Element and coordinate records
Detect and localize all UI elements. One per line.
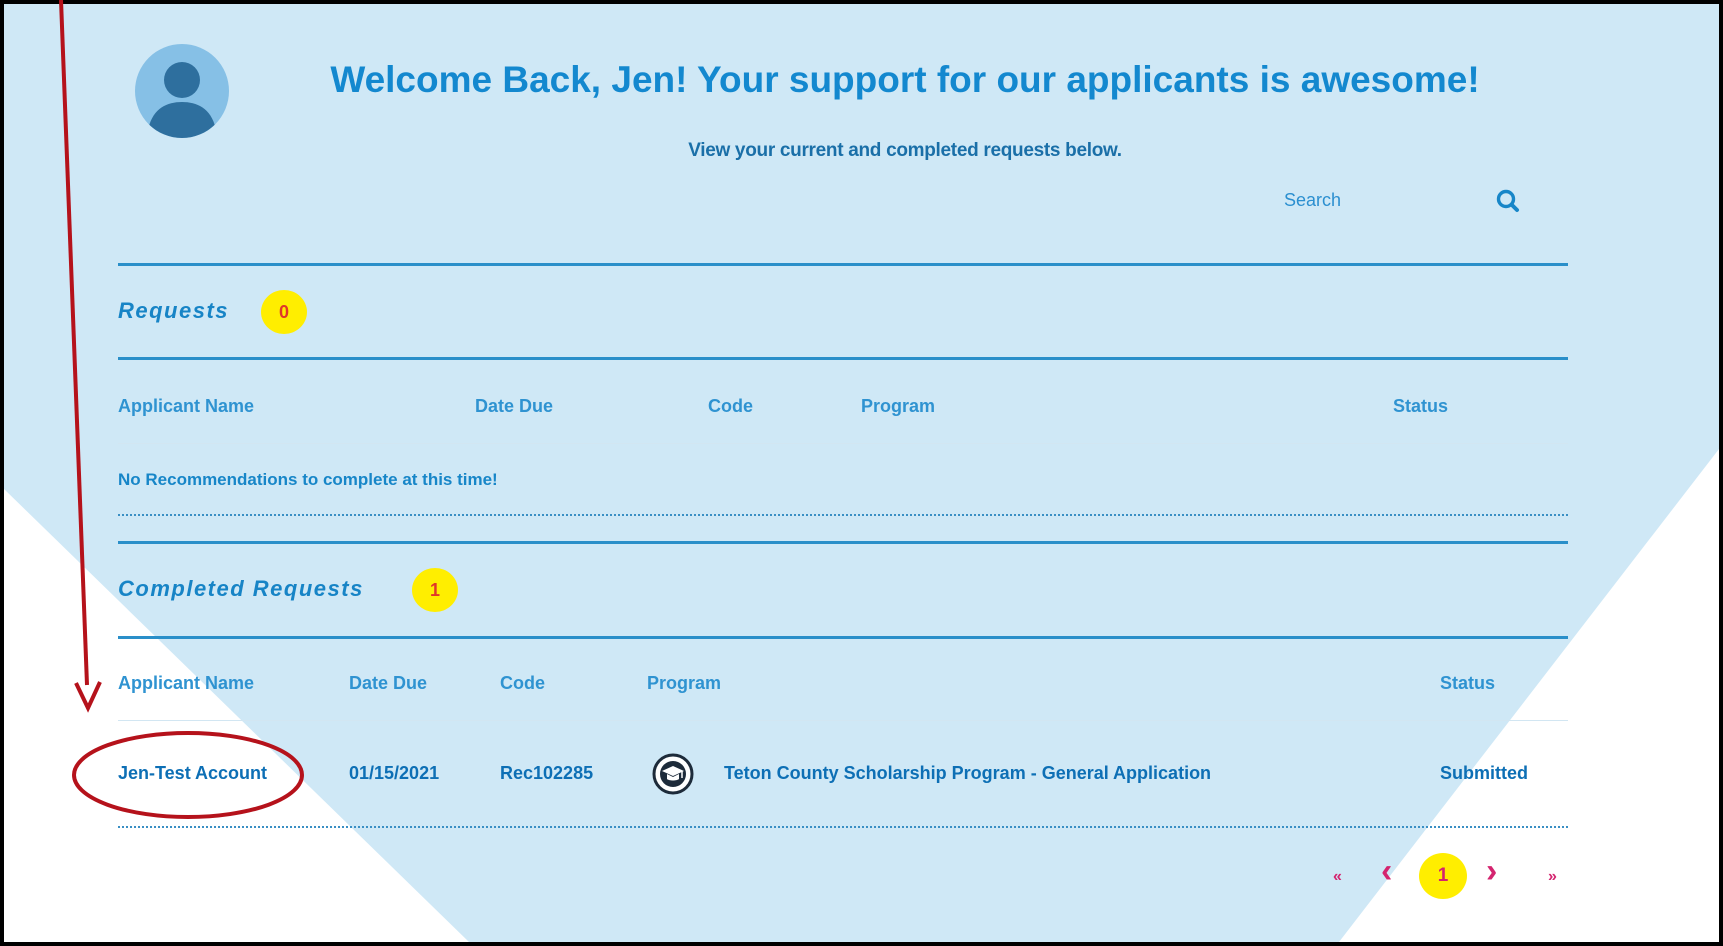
first-page-button[interactable]: « <box>1333 868 1342 886</box>
welcome-subtitle: View your current and completed requests… <box>688 140 1122 161</box>
table-header-divider <box>118 720 1568 721</box>
divider <box>118 636 1568 639</box>
user-icon <box>147 62 217 138</box>
prev-page-button[interactable]: ‹ <box>1381 852 1392 891</box>
status-cell: Submitted <box>1440 763 1528 783</box>
divider <box>118 541 1568 544</box>
requests-col-date-due[interactable]: Date Due <box>475 396 553 417</box>
requests-col-program[interactable]: Program <box>861 396 935 417</box>
completed-col-applicant-name[interactable]: Applicant Name <box>118 673 254 694</box>
requests-empty-message: No Recommendations to complete at this t… <box>118 470 498 489</box>
completed-col-status[interactable]: Status <box>1440 673 1495 694</box>
page-1-button[interactable]: 1 <box>1419 853 1467 899</box>
code-cell: Rec102285 <box>500 763 594 783</box>
row-divider <box>118 826 1568 828</box>
requests-col-status[interactable]: Status <box>1393 396 1448 417</box>
graduation-cap-icon <box>652 753 694 795</box>
completed-col-code[interactable]: Code <box>500 673 545 694</box>
date-due-cell: 01/15/2021 <box>349 763 440 783</box>
requests-col-applicant-name[interactable]: Applicant Name <box>118 396 254 417</box>
requests-col-code[interactable]: Code <box>708 396 753 417</box>
search-icon <box>1496 189 1519 212</box>
completed-col-date-due[interactable]: Date Due <box>349 673 427 694</box>
welcome-heading: Welcome Back, Jen! Your support for our … <box>330 59 1480 100</box>
search-button[interactable] <box>1494 188 1524 216</box>
divider <box>118 263 1568 266</box>
requests-section-title: Requests <box>118 298 230 323</box>
recommender-dashboard: Welcome Back, Jen! Your support for our … <box>0 0 1723 946</box>
completed-section-title: Completed Requests <box>118 576 364 601</box>
avatar <box>135 44 229 138</box>
last-page-button[interactable]: » <box>1548 868 1557 886</box>
search-input[interactable]: Search <box>1284 190 1341 211</box>
next-page-button[interactable]: › <box>1486 852 1497 891</box>
table-header-divider <box>118 443 1568 444</box>
program-link[interactable]: Teton County Scholarship Program - Gener… <box>724 763 1211 784</box>
applicant-name-link[interactable]: Jen-Test Account <box>118 763 267 784</box>
completed-col-program[interactable]: Program <box>647 673 721 694</box>
divider <box>118 357 1568 360</box>
requests-count-badge: 0 <box>261 290 307 334</box>
completed-count-badge: 1 <box>412 568 458 612</box>
row-divider <box>118 514 1568 516</box>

## [GIVEN REQUEST]
Locate each line in the records above that contains the string "divider", and copy those lines.

## [WRITTEN RESPONSE]
table-header-divider <box>118 720 1568 721</box>
divider <box>118 636 1568 639</box>
divider <box>118 541 1568 544</box>
row-divider <box>118 826 1568 828</box>
divider <box>118 263 1568 266</box>
table-header-divider <box>118 443 1568 444</box>
divider <box>118 357 1568 360</box>
row-divider <box>118 514 1568 516</box>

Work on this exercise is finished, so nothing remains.